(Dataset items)
******************************

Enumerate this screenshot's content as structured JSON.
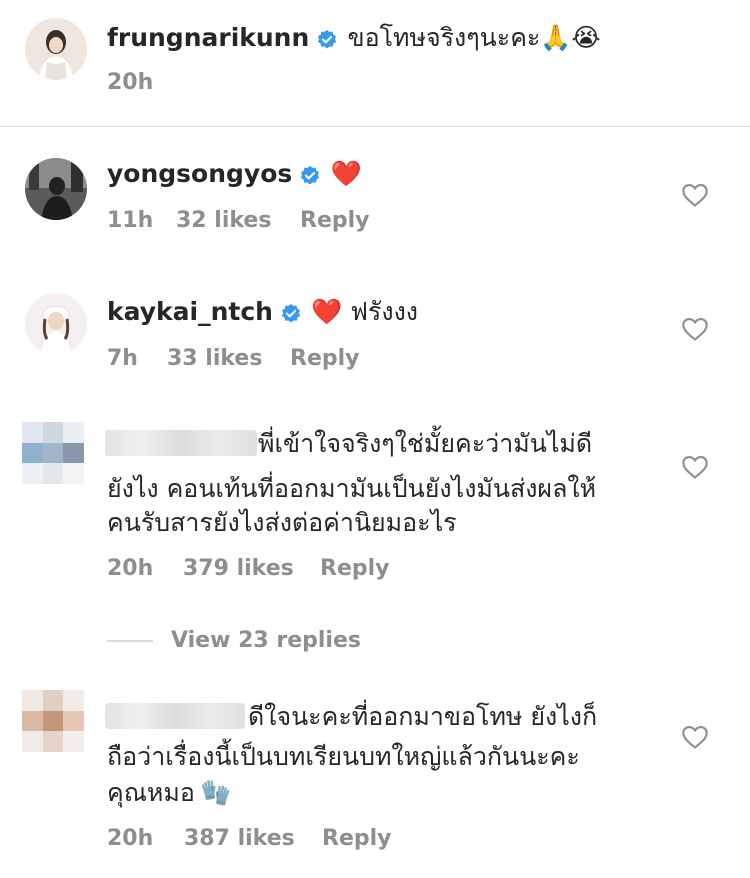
{
  "post": {
    "username": "frungnarikunn",
    "caption": "ขอโทษจริงๆนะคะ🙏😭",
    "time": "20h"
  },
  "comments": [
    {
      "username": "yongsongyos",
      "text": "❤️",
      "time": "11h",
      "likes": "32 likes",
      "reply": "Reply"
    },
    {
      "username": "kaykai_ntch",
      "text": "❤️ ฟรังงง",
      "time": "7h",
      "likes": "33 likes",
      "reply": "Reply"
    },
    {
      "line1": "พี่เข้าใจจริงๆใช่มั้ยคะว่ามันไม่ดี",
      "line2": "ยังไง คอนเท้นที่ออกมามันเป็นยังไงมันส่งผลให้",
      "line3": "คนรับสารยังไงส่งต่อค่านิยมอะไร",
      "time": "20h",
      "likes": "379 likes",
      "reply": "Reply",
      "view_replies": "View 23 replies"
    },
    {
      "line1": "ดีใจนะคะที่ออกมาขอโทษ ยังไงก็",
      "line2": "ถือว่าเรื่องนี้เป็นบทเรียนบทใหญ่แล้วกันนะคะ",
      "line3": "คุณหมอ",
      "emoji": "🧤",
      "time": "20h",
      "likes": "387 likes",
      "reply": "Reply"
    }
  ],
  "icons": {
    "verified": "verified-badge-icon",
    "like": "heart-outline-icon"
  },
  "colors": {
    "verified": "#3897f0",
    "meta": "#8e8e8e",
    "divider": "#dbdbdb",
    "heart": "#ed4956",
    "glove": "#4caf50"
  }
}
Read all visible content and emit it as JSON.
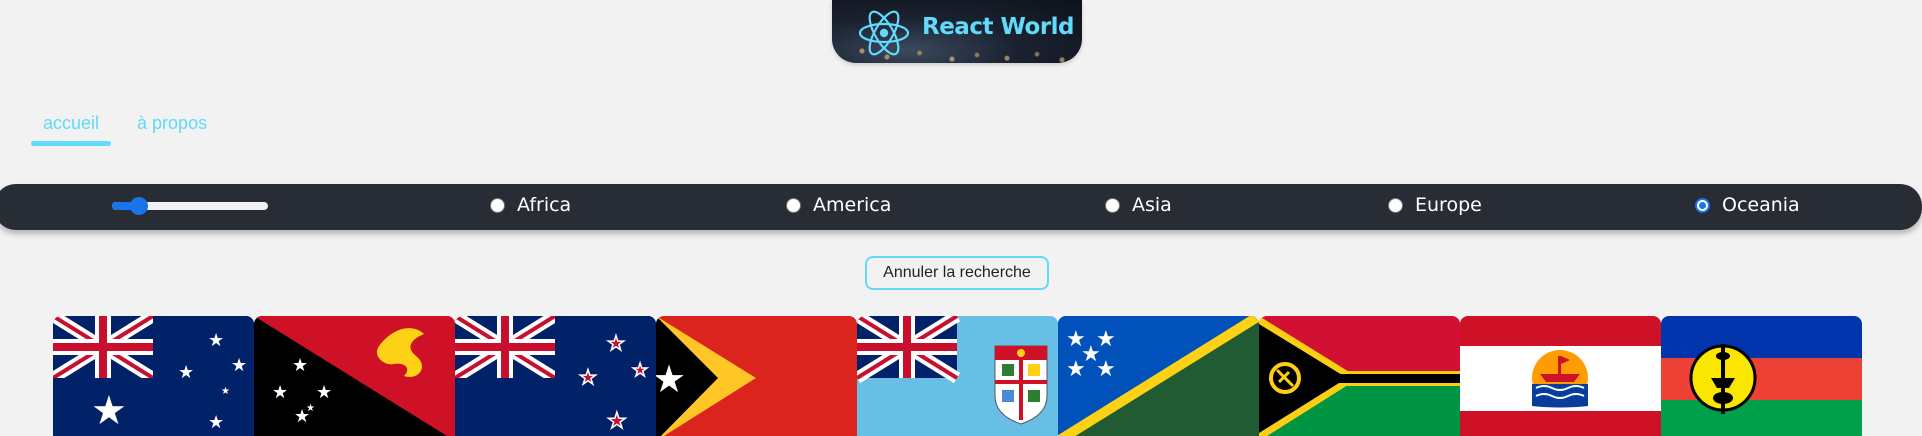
{
  "header": {
    "logo_text": "React World",
    "logo_icon": "react-atom-icon"
  },
  "nav": {
    "items": [
      {
        "label": "accueil",
        "active": true
      },
      {
        "label": "à propos",
        "active": false
      }
    ]
  },
  "filters": {
    "slider": {
      "value_fraction": 0.17
    },
    "regions": [
      {
        "label": "Africa",
        "checked": false
      },
      {
        "label": "America",
        "checked": false
      },
      {
        "label": "Asia",
        "checked": false
      },
      {
        "label": "Europe",
        "checked": false
      },
      {
        "label": "Oceania",
        "checked": true
      }
    ]
  },
  "actions": {
    "cancel_label": "Annuler la recherche"
  },
  "flags": [
    {
      "name": "australia-flag"
    },
    {
      "name": "papua-new-guinea-flag"
    },
    {
      "name": "new-zealand-flag"
    },
    {
      "name": "timor-leste-flag"
    },
    {
      "name": "fiji-flag"
    },
    {
      "name": "solomon-islands-flag"
    },
    {
      "name": "vanuatu-flag"
    },
    {
      "name": "french-polynesia-flag"
    },
    {
      "name": "new-caledonia-flag"
    }
  ],
  "colors": {
    "accent": "#61dafb",
    "bar": "#282c34",
    "background": "#f2f2f2",
    "radio_checked": "#1a73e8"
  }
}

******************************

Copy out the lines that hold "JSON".

RESPONSE:
Enumerate this screenshot's content as structured JSON.
Read all visible content and emit it as JSON.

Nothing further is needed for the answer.